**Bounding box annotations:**
* Begin *
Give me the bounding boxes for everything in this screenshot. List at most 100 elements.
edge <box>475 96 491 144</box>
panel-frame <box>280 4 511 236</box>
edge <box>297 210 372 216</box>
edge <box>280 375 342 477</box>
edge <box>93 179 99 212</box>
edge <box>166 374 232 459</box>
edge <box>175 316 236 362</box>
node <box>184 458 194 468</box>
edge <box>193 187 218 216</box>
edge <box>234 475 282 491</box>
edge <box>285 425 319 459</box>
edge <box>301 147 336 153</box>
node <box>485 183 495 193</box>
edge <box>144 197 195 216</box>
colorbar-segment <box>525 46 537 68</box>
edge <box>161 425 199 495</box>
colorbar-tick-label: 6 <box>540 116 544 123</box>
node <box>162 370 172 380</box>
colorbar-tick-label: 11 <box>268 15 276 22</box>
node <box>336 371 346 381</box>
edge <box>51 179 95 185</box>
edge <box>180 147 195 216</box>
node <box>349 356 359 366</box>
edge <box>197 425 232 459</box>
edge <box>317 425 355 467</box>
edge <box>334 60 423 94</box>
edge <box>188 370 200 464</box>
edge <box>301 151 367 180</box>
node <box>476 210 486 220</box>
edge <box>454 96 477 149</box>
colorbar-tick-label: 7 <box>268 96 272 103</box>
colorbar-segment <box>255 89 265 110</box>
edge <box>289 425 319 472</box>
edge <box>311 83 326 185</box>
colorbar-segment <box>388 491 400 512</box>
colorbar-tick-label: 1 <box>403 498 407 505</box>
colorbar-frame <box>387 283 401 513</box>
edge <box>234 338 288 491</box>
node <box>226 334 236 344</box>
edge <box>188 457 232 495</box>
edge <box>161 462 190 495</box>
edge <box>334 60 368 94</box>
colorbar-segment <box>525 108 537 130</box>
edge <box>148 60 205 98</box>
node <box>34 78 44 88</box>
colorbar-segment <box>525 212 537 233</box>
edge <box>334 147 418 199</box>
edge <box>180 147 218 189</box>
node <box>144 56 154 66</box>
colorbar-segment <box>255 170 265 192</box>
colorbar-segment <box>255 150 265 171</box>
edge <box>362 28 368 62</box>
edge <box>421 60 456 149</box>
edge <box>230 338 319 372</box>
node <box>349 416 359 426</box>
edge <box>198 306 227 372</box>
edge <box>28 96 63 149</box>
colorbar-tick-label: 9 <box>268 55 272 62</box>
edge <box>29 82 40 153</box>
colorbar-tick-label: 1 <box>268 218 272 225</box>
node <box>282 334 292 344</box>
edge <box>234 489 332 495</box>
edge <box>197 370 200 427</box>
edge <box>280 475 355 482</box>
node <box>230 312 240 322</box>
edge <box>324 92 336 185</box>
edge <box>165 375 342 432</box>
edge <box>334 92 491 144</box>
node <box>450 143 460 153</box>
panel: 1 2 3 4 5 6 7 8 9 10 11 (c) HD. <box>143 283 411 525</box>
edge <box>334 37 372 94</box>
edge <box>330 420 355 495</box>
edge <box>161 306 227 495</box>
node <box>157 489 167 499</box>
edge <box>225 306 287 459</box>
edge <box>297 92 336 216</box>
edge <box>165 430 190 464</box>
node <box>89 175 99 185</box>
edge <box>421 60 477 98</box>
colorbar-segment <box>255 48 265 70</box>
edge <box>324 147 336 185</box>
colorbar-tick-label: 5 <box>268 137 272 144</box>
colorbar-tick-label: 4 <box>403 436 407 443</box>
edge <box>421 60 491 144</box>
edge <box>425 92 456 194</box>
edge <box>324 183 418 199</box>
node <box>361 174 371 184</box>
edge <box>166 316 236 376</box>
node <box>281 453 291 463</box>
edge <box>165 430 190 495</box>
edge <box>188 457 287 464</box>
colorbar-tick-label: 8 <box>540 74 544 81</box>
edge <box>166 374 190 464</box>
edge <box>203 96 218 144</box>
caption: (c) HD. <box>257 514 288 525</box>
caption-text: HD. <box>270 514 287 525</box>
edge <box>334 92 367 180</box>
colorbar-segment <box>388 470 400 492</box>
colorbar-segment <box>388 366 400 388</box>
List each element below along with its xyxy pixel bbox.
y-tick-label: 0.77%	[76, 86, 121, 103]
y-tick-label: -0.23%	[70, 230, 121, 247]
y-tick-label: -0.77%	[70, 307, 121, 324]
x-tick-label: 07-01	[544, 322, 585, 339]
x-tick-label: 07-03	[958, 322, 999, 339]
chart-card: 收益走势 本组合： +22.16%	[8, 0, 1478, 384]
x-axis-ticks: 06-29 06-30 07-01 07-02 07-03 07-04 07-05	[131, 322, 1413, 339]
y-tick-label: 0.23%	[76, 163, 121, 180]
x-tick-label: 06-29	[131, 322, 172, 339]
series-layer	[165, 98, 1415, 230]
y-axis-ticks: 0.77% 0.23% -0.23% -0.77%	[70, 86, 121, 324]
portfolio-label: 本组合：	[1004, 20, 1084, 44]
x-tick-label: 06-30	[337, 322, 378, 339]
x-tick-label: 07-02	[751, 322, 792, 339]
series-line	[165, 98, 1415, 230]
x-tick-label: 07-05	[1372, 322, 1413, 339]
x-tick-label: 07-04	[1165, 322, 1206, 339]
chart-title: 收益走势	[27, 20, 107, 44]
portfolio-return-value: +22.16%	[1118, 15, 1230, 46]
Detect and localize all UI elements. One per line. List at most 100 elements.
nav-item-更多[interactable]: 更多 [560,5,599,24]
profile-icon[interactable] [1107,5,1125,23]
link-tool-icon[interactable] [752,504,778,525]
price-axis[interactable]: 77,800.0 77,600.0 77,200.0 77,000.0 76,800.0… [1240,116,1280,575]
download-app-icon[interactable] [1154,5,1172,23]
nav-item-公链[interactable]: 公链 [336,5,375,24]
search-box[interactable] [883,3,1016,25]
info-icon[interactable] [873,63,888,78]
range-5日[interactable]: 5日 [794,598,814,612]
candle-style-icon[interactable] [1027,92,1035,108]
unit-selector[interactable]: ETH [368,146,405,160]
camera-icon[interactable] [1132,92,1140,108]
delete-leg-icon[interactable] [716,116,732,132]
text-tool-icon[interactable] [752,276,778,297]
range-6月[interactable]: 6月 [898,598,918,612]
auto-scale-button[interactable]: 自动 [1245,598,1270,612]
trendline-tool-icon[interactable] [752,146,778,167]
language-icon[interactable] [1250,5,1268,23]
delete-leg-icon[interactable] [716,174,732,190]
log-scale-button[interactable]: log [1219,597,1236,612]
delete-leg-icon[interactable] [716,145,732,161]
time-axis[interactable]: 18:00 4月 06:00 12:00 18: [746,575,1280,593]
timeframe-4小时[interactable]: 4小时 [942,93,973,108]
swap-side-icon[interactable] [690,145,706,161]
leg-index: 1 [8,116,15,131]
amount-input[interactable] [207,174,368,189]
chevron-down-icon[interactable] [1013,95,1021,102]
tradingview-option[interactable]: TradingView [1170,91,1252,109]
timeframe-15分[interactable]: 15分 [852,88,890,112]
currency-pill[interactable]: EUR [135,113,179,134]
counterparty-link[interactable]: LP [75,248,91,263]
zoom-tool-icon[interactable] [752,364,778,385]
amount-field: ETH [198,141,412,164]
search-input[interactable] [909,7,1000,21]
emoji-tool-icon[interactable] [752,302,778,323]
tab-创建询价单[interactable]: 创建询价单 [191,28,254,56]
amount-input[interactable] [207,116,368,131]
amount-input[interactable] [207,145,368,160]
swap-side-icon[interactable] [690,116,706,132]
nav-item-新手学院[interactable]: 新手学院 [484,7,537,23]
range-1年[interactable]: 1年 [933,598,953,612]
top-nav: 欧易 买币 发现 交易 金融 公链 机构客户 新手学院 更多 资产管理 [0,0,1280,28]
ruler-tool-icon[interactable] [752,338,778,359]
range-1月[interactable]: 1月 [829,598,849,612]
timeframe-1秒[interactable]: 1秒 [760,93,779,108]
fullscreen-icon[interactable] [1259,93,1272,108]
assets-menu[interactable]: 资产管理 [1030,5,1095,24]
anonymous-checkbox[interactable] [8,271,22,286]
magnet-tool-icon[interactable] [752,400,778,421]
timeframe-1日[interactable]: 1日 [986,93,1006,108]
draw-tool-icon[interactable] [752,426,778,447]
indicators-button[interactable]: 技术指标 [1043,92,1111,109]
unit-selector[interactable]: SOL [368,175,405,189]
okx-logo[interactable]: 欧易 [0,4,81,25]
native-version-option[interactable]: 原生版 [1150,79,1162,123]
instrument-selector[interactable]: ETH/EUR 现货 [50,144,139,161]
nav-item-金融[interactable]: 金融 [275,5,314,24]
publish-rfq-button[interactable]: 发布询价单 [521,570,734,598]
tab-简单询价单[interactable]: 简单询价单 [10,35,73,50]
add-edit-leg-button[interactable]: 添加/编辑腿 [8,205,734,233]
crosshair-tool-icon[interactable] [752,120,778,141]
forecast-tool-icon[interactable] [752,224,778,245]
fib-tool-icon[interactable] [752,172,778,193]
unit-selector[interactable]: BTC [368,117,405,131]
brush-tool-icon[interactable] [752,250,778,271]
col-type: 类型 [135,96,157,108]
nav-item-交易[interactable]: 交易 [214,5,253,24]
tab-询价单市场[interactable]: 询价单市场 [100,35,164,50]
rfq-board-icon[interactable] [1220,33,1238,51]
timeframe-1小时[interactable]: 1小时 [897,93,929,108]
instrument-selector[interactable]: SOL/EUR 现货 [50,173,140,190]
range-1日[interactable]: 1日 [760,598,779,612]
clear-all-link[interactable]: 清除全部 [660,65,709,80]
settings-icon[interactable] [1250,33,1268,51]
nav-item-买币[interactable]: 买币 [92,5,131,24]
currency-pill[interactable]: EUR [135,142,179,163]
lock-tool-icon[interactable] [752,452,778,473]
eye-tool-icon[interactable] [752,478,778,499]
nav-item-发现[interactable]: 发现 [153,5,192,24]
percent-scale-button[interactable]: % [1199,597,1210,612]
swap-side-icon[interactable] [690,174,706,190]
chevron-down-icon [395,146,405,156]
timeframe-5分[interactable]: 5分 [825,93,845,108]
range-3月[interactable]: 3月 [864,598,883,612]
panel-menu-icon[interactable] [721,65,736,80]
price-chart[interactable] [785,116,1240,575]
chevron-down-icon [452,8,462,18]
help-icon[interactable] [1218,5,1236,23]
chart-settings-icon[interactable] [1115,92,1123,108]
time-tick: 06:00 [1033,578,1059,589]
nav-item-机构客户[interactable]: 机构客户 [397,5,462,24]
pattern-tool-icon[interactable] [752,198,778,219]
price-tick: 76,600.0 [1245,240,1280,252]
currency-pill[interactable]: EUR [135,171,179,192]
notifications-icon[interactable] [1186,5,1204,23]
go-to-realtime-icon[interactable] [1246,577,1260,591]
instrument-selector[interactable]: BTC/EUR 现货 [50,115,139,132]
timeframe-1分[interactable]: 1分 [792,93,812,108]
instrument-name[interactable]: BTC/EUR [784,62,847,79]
* End *
**Required task:**
Please rewrite the items, from the first line through the line containing "edge <box>454 96 477 149</box>", as a Markdown table with the columns Row and Line, leaving out any blank lines.

**Result of this task:**
| Row | Line |
|---|---|
| 1 | Give me the bounding boxes for everything in this screenshot. List at most 100 elements. |
| 2 | edge <box>475 96 491 144</box> |
| 3 | panel-frame <box>280 4 511 236</box> |
| 4 | edge <box>297 210 372 216</box> |
| 5 | edge <box>280 375 342 477</box> |
| 6 | edge <box>93 179 99 212</box> |
| 7 | edge <box>166 374 232 459</box> |
| 8 | edge <box>175 316 236 362</box> |
| 9 | node <box>184 458 194 468</box> |
| 10 | edge <box>193 187 218 216</box> |
| 11 | edge <box>234 475 282 491</box> |
| 12 | edge <box>285 425 319 459</box> |
| 13 | edge <box>301 147 336 153</box> |
| 14 | node <box>485 183 495 193</box> |
| 15 | edge <box>144 197 195 216</box> |
| 16 | colorbar-segment <box>525 46 537 68</box> |
| 17 | edge <box>161 425 199 495</box> |
| 18 | colorbar-tick-label: 6 <box>540 116 544 123</box> |
| 19 | node <box>162 370 172 380</box> |
| 20 | colorbar-tick-label: 11 <box>268 15 276 22</box> |
| 21 | node <box>336 371 346 381</box> |
| 22 | edge <box>51 179 95 185</box> |
| 23 | edge <box>180 147 195 216</box> |
| 24 | node <box>349 356 359 366</box> |
| 25 | edge <box>197 425 232 459</box> |
| 26 | edge <box>317 425 355 467</box> |
| 27 | edge <box>334 60 423 94</box> |
| 28 | edge <box>188 370 200 464</box> |
| 29 | edge <box>301 151 367 180</box> |
| 30 | node <box>476 210 486 220</box> |
| 31 | edge <box>454 96 477 149</box> |